データ一覧:
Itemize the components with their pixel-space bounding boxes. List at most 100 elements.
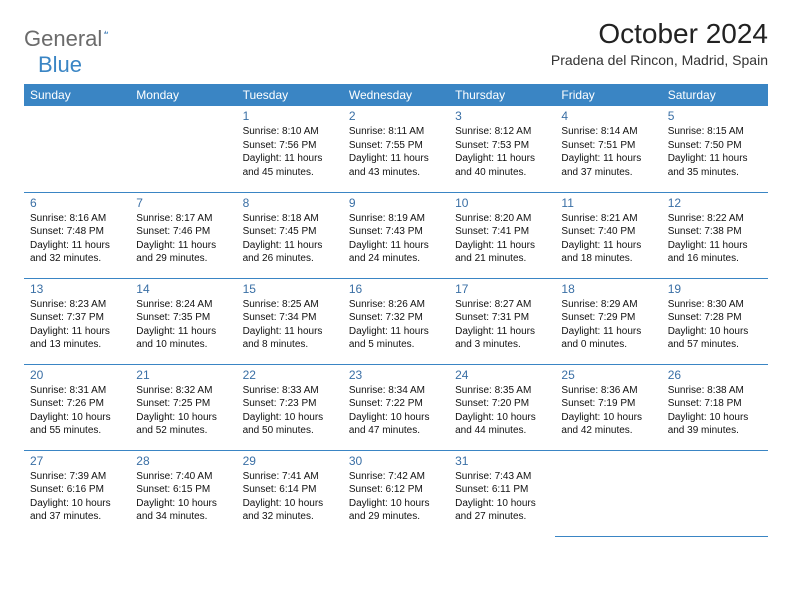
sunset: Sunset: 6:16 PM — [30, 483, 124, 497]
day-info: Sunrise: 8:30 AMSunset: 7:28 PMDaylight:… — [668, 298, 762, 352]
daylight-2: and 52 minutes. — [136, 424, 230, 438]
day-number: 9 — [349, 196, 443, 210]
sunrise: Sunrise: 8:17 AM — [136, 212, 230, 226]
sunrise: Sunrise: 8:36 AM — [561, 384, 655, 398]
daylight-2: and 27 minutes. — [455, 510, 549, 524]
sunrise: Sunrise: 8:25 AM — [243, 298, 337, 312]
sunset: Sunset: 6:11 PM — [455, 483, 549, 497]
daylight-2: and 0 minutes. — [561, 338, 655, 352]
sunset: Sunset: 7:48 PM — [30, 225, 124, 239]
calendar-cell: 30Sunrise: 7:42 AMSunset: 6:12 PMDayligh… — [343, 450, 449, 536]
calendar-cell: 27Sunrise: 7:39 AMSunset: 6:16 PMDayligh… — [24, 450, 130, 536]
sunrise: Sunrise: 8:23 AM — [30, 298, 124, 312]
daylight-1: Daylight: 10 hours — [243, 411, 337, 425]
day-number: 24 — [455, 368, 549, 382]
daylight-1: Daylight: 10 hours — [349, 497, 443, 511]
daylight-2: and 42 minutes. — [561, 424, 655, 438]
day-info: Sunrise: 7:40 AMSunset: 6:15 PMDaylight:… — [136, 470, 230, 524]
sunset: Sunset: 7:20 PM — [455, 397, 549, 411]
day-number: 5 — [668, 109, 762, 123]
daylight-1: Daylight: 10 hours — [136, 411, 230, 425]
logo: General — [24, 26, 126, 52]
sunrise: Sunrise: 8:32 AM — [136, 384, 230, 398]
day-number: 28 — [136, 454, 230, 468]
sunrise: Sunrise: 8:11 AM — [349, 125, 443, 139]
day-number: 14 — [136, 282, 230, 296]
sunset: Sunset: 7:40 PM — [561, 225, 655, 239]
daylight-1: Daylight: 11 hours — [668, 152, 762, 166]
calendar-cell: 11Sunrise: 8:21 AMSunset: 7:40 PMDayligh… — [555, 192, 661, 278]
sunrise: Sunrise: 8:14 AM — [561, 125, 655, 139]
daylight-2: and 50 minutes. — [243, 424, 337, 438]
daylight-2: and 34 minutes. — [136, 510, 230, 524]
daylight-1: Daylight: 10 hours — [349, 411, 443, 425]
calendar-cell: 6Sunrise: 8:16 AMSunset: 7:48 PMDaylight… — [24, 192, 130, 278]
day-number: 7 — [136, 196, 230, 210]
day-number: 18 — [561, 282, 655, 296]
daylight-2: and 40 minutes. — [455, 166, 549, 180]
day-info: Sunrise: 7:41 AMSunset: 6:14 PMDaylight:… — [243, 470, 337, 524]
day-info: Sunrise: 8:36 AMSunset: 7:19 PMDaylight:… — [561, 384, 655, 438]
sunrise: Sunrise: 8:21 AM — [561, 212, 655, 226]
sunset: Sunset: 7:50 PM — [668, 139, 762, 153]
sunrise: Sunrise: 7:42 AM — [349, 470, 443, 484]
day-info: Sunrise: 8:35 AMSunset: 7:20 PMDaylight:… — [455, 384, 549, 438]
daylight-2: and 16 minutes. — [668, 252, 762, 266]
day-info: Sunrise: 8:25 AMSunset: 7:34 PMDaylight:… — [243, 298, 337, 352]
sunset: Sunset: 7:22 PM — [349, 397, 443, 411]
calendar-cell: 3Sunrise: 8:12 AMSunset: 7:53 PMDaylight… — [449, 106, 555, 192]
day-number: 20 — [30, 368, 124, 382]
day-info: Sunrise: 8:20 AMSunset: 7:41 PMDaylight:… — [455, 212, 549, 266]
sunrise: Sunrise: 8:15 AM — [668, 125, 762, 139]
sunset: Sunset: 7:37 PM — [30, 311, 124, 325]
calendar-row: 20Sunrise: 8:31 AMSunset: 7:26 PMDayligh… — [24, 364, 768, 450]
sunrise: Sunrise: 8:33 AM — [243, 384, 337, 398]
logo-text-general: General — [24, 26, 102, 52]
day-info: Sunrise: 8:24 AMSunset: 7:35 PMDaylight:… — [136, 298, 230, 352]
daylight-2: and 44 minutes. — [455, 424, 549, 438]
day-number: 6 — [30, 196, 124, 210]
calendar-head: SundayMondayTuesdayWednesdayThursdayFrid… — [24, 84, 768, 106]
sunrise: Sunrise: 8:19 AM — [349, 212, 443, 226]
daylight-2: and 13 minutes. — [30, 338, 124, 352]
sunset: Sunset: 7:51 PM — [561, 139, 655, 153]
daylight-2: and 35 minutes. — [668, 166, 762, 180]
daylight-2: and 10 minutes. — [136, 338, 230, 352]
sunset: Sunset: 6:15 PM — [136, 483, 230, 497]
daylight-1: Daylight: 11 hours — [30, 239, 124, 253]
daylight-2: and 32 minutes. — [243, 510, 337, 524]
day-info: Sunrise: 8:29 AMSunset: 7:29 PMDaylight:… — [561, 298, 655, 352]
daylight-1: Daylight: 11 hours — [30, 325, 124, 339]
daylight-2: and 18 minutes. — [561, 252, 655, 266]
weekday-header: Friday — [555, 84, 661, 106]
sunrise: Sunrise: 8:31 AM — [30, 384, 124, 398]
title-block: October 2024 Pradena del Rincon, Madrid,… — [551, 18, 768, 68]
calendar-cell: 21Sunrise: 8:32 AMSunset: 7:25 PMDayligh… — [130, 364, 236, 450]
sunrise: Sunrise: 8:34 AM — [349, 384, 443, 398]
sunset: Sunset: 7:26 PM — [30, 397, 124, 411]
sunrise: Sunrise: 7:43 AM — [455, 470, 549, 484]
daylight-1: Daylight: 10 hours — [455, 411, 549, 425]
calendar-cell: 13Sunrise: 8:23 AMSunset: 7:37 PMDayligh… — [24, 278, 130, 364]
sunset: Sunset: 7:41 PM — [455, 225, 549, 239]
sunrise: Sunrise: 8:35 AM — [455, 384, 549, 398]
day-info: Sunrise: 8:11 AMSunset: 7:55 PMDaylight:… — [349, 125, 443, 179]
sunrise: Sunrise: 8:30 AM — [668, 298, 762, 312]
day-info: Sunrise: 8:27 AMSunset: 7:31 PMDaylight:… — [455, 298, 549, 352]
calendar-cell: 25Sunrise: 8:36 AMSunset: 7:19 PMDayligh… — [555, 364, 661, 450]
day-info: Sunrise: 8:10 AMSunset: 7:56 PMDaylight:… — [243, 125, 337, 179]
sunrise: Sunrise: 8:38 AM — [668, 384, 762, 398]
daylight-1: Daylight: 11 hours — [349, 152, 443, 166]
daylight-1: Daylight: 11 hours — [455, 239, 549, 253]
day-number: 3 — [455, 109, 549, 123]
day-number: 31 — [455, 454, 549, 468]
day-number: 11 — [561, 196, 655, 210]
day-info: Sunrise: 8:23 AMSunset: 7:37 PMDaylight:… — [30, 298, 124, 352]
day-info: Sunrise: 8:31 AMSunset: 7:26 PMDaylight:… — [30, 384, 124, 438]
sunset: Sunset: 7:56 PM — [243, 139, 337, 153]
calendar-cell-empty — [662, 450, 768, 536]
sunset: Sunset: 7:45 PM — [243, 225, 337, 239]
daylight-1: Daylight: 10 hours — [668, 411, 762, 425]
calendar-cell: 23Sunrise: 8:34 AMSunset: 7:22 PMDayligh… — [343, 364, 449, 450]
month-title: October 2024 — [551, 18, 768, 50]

取り組むこと: 上のデータをすべて書き直し、「minutes」を「min」に改めなさい。ほかの部分は変えず、画像は解答から除くこと。

想定解答:
Itemize the components with their pixel-space bounding boxes. List at most 100 elements.
sunset: Sunset: 6:16 PM — [30, 483, 124, 497]
day-info: Sunrise: 8:30 AMSunset: 7:28 PMDaylight:… — [668, 298, 762, 352]
daylight-2: and 52 min. — [136, 424, 230, 438]
day-number: 9 — [349, 196, 443, 210]
sunrise: Sunrise: 8:17 AM — [136, 212, 230, 226]
sunrise: Sunrise: 8:36 AM — [561, 384, 655, 398]
daylight-2: and 27 min. — [455, 510, 549, 524]
sunrise: Sunrise: 8:25 AM — [243, 298, 337, 312]
sunset: Sunset: 6:11 PM — [455, 483, 549, 497]
daylight-2: and 0 min. — [561, 338, 655, 352]
sunset: Sunset: 7:48 PM — [30, 225, 124, 239]
calendar-cell: 30Sunrise: 7:42 AMSunset: 6:12 PMDayligh… — [343, 450, 449, 536]
calendar-cell: 27Sunrise: 7:39 AMSunset: 6:16 PMDayligh… — [24, 450, 130, 536]
sunrise: Sunrise: 8:23 AM — [30, 298, 124, 312]
daylight-1: Daylight: 10 hours — [243, 411, 337, 425]
day-number: 24 — [455, 368, 549, 382]
daylight-1: Daylight: 10 hours — [349, 497, 443, 511]
daylight-2: and 42 min. — [561, 424, 655, 438]
day-info: Sunrise: 7:40 AMSunset: 6:15 PMDaylight:… — [136, 470, 230, 524]
sunset: Sunset: 7:20 PM — [455, 397, 549, 411]
day-number: 5 — [668, 109, 762, 123]
daylight-1: Daylight: 10 hours — [136, 411, 230, 425]
logo: General — [24, 26, 126, 52]
sunrise: Sunrise: 8:32 AM — [136, 384, 230, 398]
day-number: 28 — [136, 454, 230, 468]
sunrise: Sunrise: 8:11 AM — [349, 125, 443, 139]
day-number: 14 — [136, 282, 230, 296]
sunset: Sunset: 7:40 PM — [561, 225, 655, 239]
daylight-1: Daylight: 11 hours — [668, 152, 762, 166]
calendar-cell: 11Sunrise: 8:21 AMSunset: 7:40 PMDayligh… — [555, 192, 661, 278]
sunrise: Sunrise: 8:14 AM — [561, 125, 655, 139]
daylight-2: and 50 min. — [243, 424, 337, 438]
daylight-2: and 34 min. — [136, 510, 230, 524]
daylight-1: Daylight: 10 hours — [349, 411, 443, 425]
calendar-cell: 6Sunrise: 8:16 AMSunset: 7:48 PMDaylight… — [24, 192, 130, 278]
day-number: 7 — [136, 196, 230, 210]
day-number: 18 — [561, 282, 655, 296]
daylight-2: and 40 min. — [455, 166, 549, 180]
day-info: Sunrise: 7:41 AMSunset: 6:14 PMDaylight:… — [243, 470, 337, 524]
day-info: Sunrise: 8:36 AMSunset: 7:19 PMDaylight:… — [561, 384, 655, 438]
sunrise: Sunrise: 8:21 AM — [561, 212, 655, 226]
sunset: Sunset: 7:50 PM — [668, 139, 762, 153]
sunrise: Sunrise: 7:42 AM — [349, 470, 443, 484]
day-info: Sunrise: 8:35 AMSunset: 7:20 PMDaylight:… — [455, 384, 549, 438]
daylight-2: and 16 min. — [668, 252, 762, 266]
day-info: Sunrise: 8:25 AMSunset: 7:34 PMDaylight:… — [243, 298, 337, 352]
sunset: Sunset: 7:22 PM — [349, 397, 443, 411]
calendar-cell: 3Sunrise: 8:12 AMSunset: 7:53 PMDaylight… — [449, 106, 555, 192]
day-number: 20 — [30, 368, 124, 382]
day-info: Sunrise: 8:20 AMSunset: 7:41 PMDaylight:… — [455, 212, 549, 266]
sunrise: Sunrise: 8:15 AM — [668, 125, 762, 139]
sunset: Sunset: 7:37 PM — [30, 311, 124, 325]
calendar-row: 20Sunrise: 8:31 AMSunset: 7:26 PMDayligh… — [24, 364, 768, 450]
sunrise: Sunrise: 8:33 AM — [243, 384, 337, 398]
logo-text-general: General — [24, 26, 102, 52]
day-info: Sunrise: 8:24 AMSunset: 7:35 PMDaylight:… — [136, 298, 230, 352]
daylight-2: and 44 min. — [455, 424, 549, 438]
day-number: 6 — [30, 196, 124, 210]
calendar-head: SundayMondayTuesdayWednesdayThursdayFrid… — [24, 84, 768, 106]
sunrise: Sunrise: 8:19 AM — [349, 212, 443, 226]
daylight-2: and 13 min. — [30, 338, 124, 352]
sunset: Sunset: 7:51 PM — [561, 139, 655, 153]
daylight-2: and 35 min. — [668, 166, 762, 180]
daylight-2: and 10 min. — [136, 338, 230, 352]
sunset: Sunset: 6:15 PM — [136, 483, 230, 497]
daylight-1: Daylight: 11 hours — [30, 239, 124, 253]
daylight-2: and 32 min. — [243, 510, 337, 524]
day-info: Sunrise: 8:29 AMSunset: 7:29 PMDaylight:… — [561, 298, 655, 352]
daylight-1: Daylight: 11 hours — [30, 325, 124, 339]
daylight-2: and 18 min. — [561, 252, 655, 266]
weekday-header: Friday — [555, 84, 661, 106]
sunrise: Sunrise: 8:31 AM — [30, 384, 124, 398]
title-block: October 2024 Pradena del Rincon, Madrid,… — [551, 18, 768, 68]
calendar-cell: 21Sunrise: 8:32 AMSunset: 7:25 PMDayligh… — [130, 364, 236, 450]
sunrise: Sunrise: 8:34 AM — [349, 384, 443, 398]
sunset: Sunset: 7:26 PM — [30, 397, 124, 411]
sunrise: Sunrise: 7:43 AM — [455, 470, 549, 484]
daylight-1: Daylight: 10 hours — [455, 411, 549, 425]
calendar-cell: 13Sunrise: 8:23 AMSunset: 7:37 PMDayligh… — [24, 278, 130, 364]
sunset: Sunset: 7:41 PM — [455, 225, 549, 239]
sunrise: Sunrise: 8:35 AM — [455, 384, 549, 398]
day-info: Sunrise: 8:11 AMSunset: 7:55 PMDaylight:… — [349, 125, 443, 179]
sunrise: Sunrise: 8:30 AM — [668, 298, 762, 312]
day-info: Sunrise: 8:27 AMSunset: 7:31 PMDaylight:… — [455, 298, 549, 352]
calendar-cell: 25Sunrise: 8:36 AMSunset: 7:19 PMDayligh… — [555, 364, 661, 450]
day-info: Sunrise: 8:10 AMSunset: 7:56 PMDaylight:… — [243, 125, 337, 179]
sunrise: Sunrise: 8:38 AM — [668, 384, 762, 398]
daylight-1: Daylight: 11 hours — [349, 152, 443, 166]
daylight-1: Daylight: 11 hours — [455, 239, 549, 253]
day-number: 3 — [455, 109, 549, 123]
day-number: 31 — [455, 454, 549, 468]
day-number: 11 — [561, 196, 655, 210]
day-info: Sunrise: 8:23 AMSunset: 7:37 PMDaylight:… — [30, 298, 124, 352]
day-info: Sunrise: 8:31 AMSunset: 7:26 PMDaylight:… — [30, 384, 124, 438]
sunset: Sunset: 7:56 PM — [243, 139, 337, 153]
calendar-cell-empty — [662, 450, 768, 536]
sunset: Sunset: 7:45 PM — [243, 225, 337, 239]
daylight-1: Daylight: 10 hours — [668, 411, 762, 425]
calendar-cell: 23Sunrise: 8:34 AMSunset: 7:22 PMDayligh… — [343, 364, 449, 450]
month-title: October 2024 — [551, 18, 768, 50]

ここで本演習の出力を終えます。